**What to do**
Filter the entries, keeping every line with the word "Average".

Collection entries:
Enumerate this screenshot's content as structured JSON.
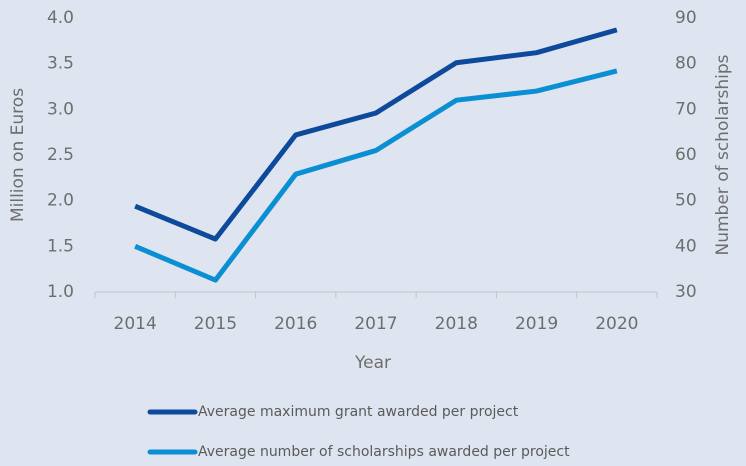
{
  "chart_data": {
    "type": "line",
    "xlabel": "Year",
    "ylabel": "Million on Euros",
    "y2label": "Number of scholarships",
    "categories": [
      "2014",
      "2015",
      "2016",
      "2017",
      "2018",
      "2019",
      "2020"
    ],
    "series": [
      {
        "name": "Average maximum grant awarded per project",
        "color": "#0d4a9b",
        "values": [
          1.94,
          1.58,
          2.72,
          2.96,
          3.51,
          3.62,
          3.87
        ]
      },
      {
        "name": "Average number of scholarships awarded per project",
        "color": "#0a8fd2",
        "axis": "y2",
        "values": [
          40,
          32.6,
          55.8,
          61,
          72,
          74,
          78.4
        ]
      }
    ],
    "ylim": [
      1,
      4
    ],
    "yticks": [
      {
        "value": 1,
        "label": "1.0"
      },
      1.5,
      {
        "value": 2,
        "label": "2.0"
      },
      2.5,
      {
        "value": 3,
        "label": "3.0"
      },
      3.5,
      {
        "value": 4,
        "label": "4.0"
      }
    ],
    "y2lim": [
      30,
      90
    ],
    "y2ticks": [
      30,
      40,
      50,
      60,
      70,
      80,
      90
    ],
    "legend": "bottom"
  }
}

...

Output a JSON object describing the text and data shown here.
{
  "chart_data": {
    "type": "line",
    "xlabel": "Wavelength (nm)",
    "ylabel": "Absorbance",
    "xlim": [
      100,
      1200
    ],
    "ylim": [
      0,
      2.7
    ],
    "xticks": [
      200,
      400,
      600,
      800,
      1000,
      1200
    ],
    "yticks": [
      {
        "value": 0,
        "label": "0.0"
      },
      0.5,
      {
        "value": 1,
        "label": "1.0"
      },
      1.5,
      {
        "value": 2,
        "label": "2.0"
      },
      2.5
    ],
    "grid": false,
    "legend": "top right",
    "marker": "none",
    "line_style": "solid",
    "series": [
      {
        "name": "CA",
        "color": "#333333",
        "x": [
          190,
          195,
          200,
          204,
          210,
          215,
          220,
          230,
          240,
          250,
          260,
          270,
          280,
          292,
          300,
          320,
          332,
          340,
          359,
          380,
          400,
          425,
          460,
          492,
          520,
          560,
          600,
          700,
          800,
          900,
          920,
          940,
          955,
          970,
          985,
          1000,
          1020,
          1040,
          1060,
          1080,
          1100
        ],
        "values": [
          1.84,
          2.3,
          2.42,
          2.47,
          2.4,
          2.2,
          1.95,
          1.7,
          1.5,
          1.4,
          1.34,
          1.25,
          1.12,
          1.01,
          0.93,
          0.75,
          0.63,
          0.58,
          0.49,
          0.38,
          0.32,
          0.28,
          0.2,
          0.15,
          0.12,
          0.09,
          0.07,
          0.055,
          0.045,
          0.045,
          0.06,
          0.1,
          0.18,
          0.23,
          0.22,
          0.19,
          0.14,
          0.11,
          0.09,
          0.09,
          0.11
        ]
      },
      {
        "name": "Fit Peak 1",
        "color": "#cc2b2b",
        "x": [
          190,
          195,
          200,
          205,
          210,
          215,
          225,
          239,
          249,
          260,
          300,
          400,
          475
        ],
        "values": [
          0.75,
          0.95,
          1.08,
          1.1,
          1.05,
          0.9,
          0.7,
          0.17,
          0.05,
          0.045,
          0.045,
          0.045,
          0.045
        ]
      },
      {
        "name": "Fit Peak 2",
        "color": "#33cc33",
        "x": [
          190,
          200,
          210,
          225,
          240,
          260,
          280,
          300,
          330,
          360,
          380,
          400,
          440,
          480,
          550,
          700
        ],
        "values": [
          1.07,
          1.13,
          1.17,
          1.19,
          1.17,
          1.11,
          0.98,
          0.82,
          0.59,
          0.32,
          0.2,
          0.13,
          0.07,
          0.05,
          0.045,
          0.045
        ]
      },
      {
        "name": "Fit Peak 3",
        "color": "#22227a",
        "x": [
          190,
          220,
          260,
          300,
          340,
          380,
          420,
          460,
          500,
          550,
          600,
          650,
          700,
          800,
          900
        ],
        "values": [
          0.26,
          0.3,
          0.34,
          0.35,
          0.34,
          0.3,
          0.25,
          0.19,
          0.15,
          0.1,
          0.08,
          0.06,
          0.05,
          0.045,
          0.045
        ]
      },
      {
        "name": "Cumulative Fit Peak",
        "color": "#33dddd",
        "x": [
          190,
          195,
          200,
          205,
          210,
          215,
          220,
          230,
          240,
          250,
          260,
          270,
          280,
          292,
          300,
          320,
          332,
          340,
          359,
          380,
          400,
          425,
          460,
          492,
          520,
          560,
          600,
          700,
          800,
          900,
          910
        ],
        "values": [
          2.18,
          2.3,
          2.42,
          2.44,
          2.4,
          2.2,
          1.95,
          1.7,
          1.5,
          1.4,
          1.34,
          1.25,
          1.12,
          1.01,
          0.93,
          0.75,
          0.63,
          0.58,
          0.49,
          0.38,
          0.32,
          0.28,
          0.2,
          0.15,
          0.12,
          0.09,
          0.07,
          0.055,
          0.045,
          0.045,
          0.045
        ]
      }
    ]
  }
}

**Task output**
        "name": "Average maximum grant awarded per project",
        "name": "Average number of scholarships awarded per project",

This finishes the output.